[THE RECORDS start]
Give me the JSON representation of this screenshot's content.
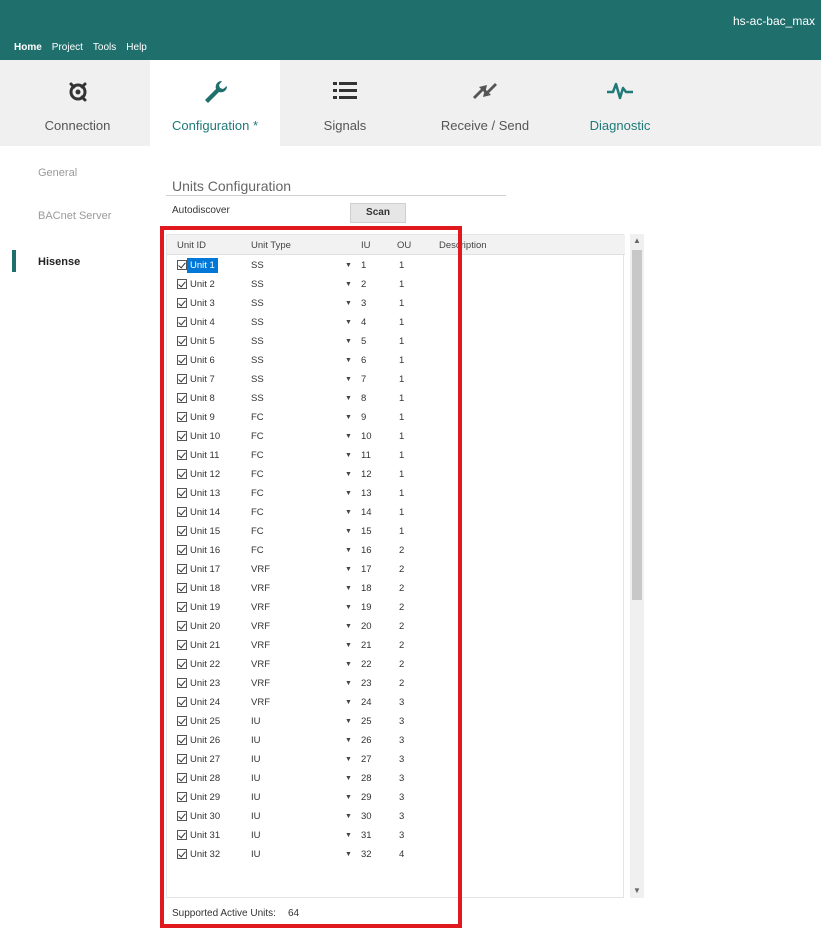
{
  "window": {
    "title": "hs-ac-bac_max"
  },
  "menu": {
    "items": [
      "Home",
      "Project",
      "Tools",
      "Help"
    ]
  },
  "ribbon": {
    "tabs": [
      {
        "label": "Connection",
        "icon": "connection-icon"
      },
      {
        "label": "Configuration *",
        "icon": "wrench-icon",
        "active": true
      },
      {
        "label": "Signals",
        "icon": "list-icon"
      },
      {
        "label": "Receive / Send",
        "icon": "receive-send-icon"
      },
      {
        "label": "Diagnostic",
        "icon": "pulse-icon"
      }
    ]
  },
  "nav": {
    "items": [
      "General",
      "BACnet Server",
      "Hisense"
    ],
    "active": "Hisense"
  },
  "units_config": {
    "title": "Units Configuration",
    "autodiscover_label": "Autodiscover",
    "scan_label": "Scan",
    "columns": [
      "Unit ID",
      "Unit Type",
      "IU",
      "OU",
      "Description"
    ],
    "rows": [
      {
        "id": "Unit 1",
        "type": "SS",
        "iu": "1",
        "ou": "1",
        "checked": true,
        "selected": true
      },
      {
        "id": "Unit 2",
        "type": "SS",
        "iu": "2",
        "ou": "1",
        "checked": true
      },
      {
        "id": "Unit 3",
        "type": "SS",
        "iu": "3",
        "ou": "1",
        "checked": true
      },
      {
        "id": "Unit 4",
        "type": "SS",
        "iu": "4",
        "ou": "1",
        "checked": true
      },
      {
        "id": "Unit 5",
        "type": "SS",
        "iu": "5",
        "ou": "1",
        "checked": true
      },
      {
        "id": "Unit 6",
        "type": "SS",
        "iu": "6",
        "ou": "1",
        "checked": true
      },
      {
        "id": "Unit 7",
        "type": "SS",
        "iu": "7",
        "ou": "1",
        "checked": true
      },
      {
        "id": "Unit 8",
        "type": "SS",
        "iu": "8",
        "ou": "1",
        "checked": true
      },
      {
        "id": "Unit 9",
        "type": "FC",
        "iu": "9",
        "ou": "1",
        "checked": true
      },
      {
        "id": "Unit 10",
        "type": "FC",
        "iu": "10",
        "ou": "1",
        "checked": true
      },
      {
        "id": "Unit 11",
        "type": "FC",
        "iu": "11",
        "ou": "1",
        "checked": true
      },
      {
        "id": "Unit 12",
        "type": "FC",
        "iu": "12",
        "ou": "1",
        "checked": true
      },
      {
        "id": "Unit 13",
        "type": "FC",
        "iu": "13",
        "ou": "1",
        "checked": true
      },
      {
        "id": "Unit 14",
        "type": "FC",
        "iu": "14",
        "ou": "1",
        "checked": true
      },
      {
        "id": "Unit 15",
        "type": "FC",
        "iu": "15",
        "ou": "1",
        "checked": true
      },
      {
        "id": "Unit 16",
        "type": "FC",
        "iu": "16",
        "ou": "2",
        "checked": true
      },
      {
        "id": "Unit 17",
        "type": "VRF",
        "iu": "17",
        "ou": "2",
        "checked": true
      },
      {
        "id": "Unit 18",
        "type": "VRF",
        "iu": "18",
        "ou": "2",
        "checked": true
      },
      {
        "id": "Unit 19",
        "type": "VRF",
        "iu": "19",
        "ou": "2",
        "checked": true
      },
      {
        "id": "Unit 20",
        "type": "VRF",
        "iu": "20",
        "ou": "2",
        "checked": true
      },
      {
        "id": "Unit 21",
        "type": "VRF",
        "iu": "21",
        "ou": "2",
        "checked": true
      },
      {
        "id": "Unit 22",
        "type": "VRF",
        "iu": "22",
        "ou": "2",
        "checked": true
      },
      {
        "id": "Unit 23",
        "type": "VRF",
        "iu": "23",
        "ou": "2",
        "checked": true
      },
      {
        "id": "Unit 24",
        "type": "VRF",
        "iu": "24",
        "ou": "3",
        "checked": true
      },
      {
        "id": "Unit 25",
        "type": "IU",
        "iu": "25",
        "ou": "3",
        "checked": true
      },
      {
        "id": "Unit 26",
        "type": "IU",
        "iu": "26",
        "ou": "3",
        "checked": true
      },
      {
        "id": "Unit 27",
        "type": "IU",
        "iu": "27",
        "ou": "3",
        "checked": true
      },
      {
        "id": "Unit 28",
        "type": "IU",
        "iu": "28",
        "ou": "3",
        "checked": true
      },
      {
        "id": "Unit 29",
        "type": "IU",
        "iu": "29",
        "ou": "3",
        "checked": true
      },
      {
        "id": "Unit 30",
        "type": "IU",
        "iu": "30",
        "ou": "3",
        "checked": true
      },
      {
        "id": "Unit 31",
        "type": "IU",
        "iu": "31",
        "ou": "3",
        "checked": true
      },
      {
        "id": "Unit 32",
        "type": "IU",
        "iu": "32",
        "ou": "4",
        "checked": true
      }
    ],
    "supported_label": "Supported Active Units:",
    "supported_value": "64"
  },
  "colors": {
    "accent": "#1f6f6d",
    "highlight": "#e0191f",
    "selection": "#0078d7"
  }
}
[THE RECORDS end]
Return each line from the material above exactly, but not the pictures.

# SOLUTION BELOW
Give me the JSON representation of this screenshot's content.
{
  "window": {
    "title": "hs-ac-bac_max"
  },
  "menu": {
    "items": [
      "Home",
      "Project",
      "Tools",
      "Help"
    ]
  },
  "ribbon": {
    "tabs": [
      {
        "label": "Connection",
        "icon": "connection-icon"
      },
      {
        "label": "Configuration *",
        "icon": "wrench-icon",
        "active": true
      },
      {
        "label": "Signals",
        "icon": "list-icon"
      },
      {
        "label": "Receive / Send",
        "icon": "receive-send-icon"
      },
      {
        "label": "Diagnostic",
        "icon": "pulse-icon"
      }
    ]
  },
  "nav": {
    "items": [
      "General",
      "BACnet Server",
      "Hisense"
    ],
    "active": "Hisense"
  },
  "units_config": {
    "title": "Units Configuration",
    "autodiscover_label": "Autodiscover",
    "scan_label": "Scan",
    "columns": [
      "Unit ID",
      "Unit Type",
      "IU",
      "OU",
      "Description"
    ],
    "rows": [
      {
        "id": "Unit 1",
        "type": "SS",
        "iu": "1",
        "ou": "1",
        "checked": true,
        "selected": true
      },
      {
        "id": "Unit 2",
        "type": "SS",
        "iu": "2",
        "ou": "1",
        "checked": true
      },
      {
        "id": "Unit 3",
        "type": "SS",
        "iu": "3",
        "ou": "1",
        "checked": true
      },
      {
        "id": "Unit 4",
        "type": "SS",
        "iu": "4",
        "ou": "1",
        "checked": true
      },
      {
        "id": "Unit 5",
        "type": "SS",
        "iu": "5",
        "ou": "1",
        "checked": true
      },
      {
        "id": "Unit 6",
        "type": "SS",
        "iu": "6",
        "ou": "1",
        "checked": true
      },
      {
        "id": "Unit 7",
        "type": "SS",
        "iu": "7",
        "ou": "1",
        "checked": true
      },
      {
        "id": "Unit 8",
        "type": "SS",
        "iu": "8",
        "ou": "1",
        "checked": true
      },
      {
        "id": "Unit 9",
        "type": "FC",
        "iu": "9",
        "ou": "1",
        "checked": true
      },
      {
        "id": "Unit 10",
        "type": "FC",
        "iu": "10",
        "ou": "1",
        "checked": true
      },
      {
        "id": "Unit 11",
        "type": "FC",
        "iu": "11",
        "ou": "1",
        "checked": true
      },
      {
        "id": "Unit 12",
        "type": "FC",
        "iu": "12",
        "ou": "1",
        "checked": true
      },
      {
        "id": "Unit 13",
        "type": "FC",
        "iu": "13",
        "ou": "1",
        "checked": true
      },
      {
        "id": "Unit 14",
        "type": "FC",
        "iu": "14",
        "ou": "1",
        "checked": true
      },
      {
        "id": "Unit 15",
        "type": "FC",
        "iu": "15",
        "ou": "1",
        "checked": true
      },
      {
        "id": "Unit 16",
        "type": "FC",
        "iu": "16",
        "ou": "2",
        "checked": true
      },
      {
        "id": "Unit 17",
        "type": "VRF",
        "iu": "17",
        "ou": "2",
        "checked": true
      },
      {
        "id": "Unit 18",
        "type": "VRF",
        "iu": "18",
        "ou": "2",
        "checked": true
      },
      {
        "id": "Unit 19",
        "type": "VRF",
        "iu": "19",
        "ou": "2",
        "checked": true
      },
      {
        "id": "Unit 20",
        "type": "VRF",
        "iu": "20",
        "ou": "2",
        "checked": true
      },
      {
        "id": "Unit 21",
        "type": "VRF",
        "iu": "21",
        "ou": "2",
        "checked": true
      },
      {
        "id": "Unit 22",
        "type": "VRF",
        "iu": "22",
        "ou": "2",
        "checked": true
      },
      {
        "id": "Unit 23",
        "type": "VRF",
        "iu": "23",
        "ou": "2",
        "checked": true
      },
      {
        "id": "Unit 24",
        "type": "VRF",
        "iu": "24",
        "ou": "3",
        "checked": true
      },
      {
        "id": "Unit 25",
        "type": "IU",
        "iu": "25",
        "ou": "3",
        "checked": true
      },
      {
        "id": "Unit 26",
        "type": "IU",
        "iu": "26",
        "ou": "3",
        "checked": true
      },
      {
        "id": "Unit 27",
        "type": "IU",
        "iu": "27",
        "ou": "3",
        "checked": true
      },
      {
        "id": "Unit 28",
        "type": "IU",
        "iu": "28",
        "ou": "3",
        "checked": true
      },
      {
        "id": "Unit 29",
        "type": "IU",
        "iu": "29",
        "ou": "3",
        "checked": true
      },
      {
        "id": "Unit 30",
        "type": "IU",
        "iu": "30",
        "ou": "3",
        "checked": true
      },
      {
        "id": "Unit 31",
        "type": "IU",
        "iu": "31",
        "ou": "3",
        "checked": true
      },
      {
        "id": "Unit 32",
        "type": "IU",
        "iu": "32",
        "ou": "4",
        "checked": true
      }
    ],
    "supported_label": "Supported Active Units:",
    "supported_value": "64"
  },
  "colors": {
    "accent": "#1f6f6d",
    "highlight": "#e0191f",
    "selection": "#0078d7"
  }
}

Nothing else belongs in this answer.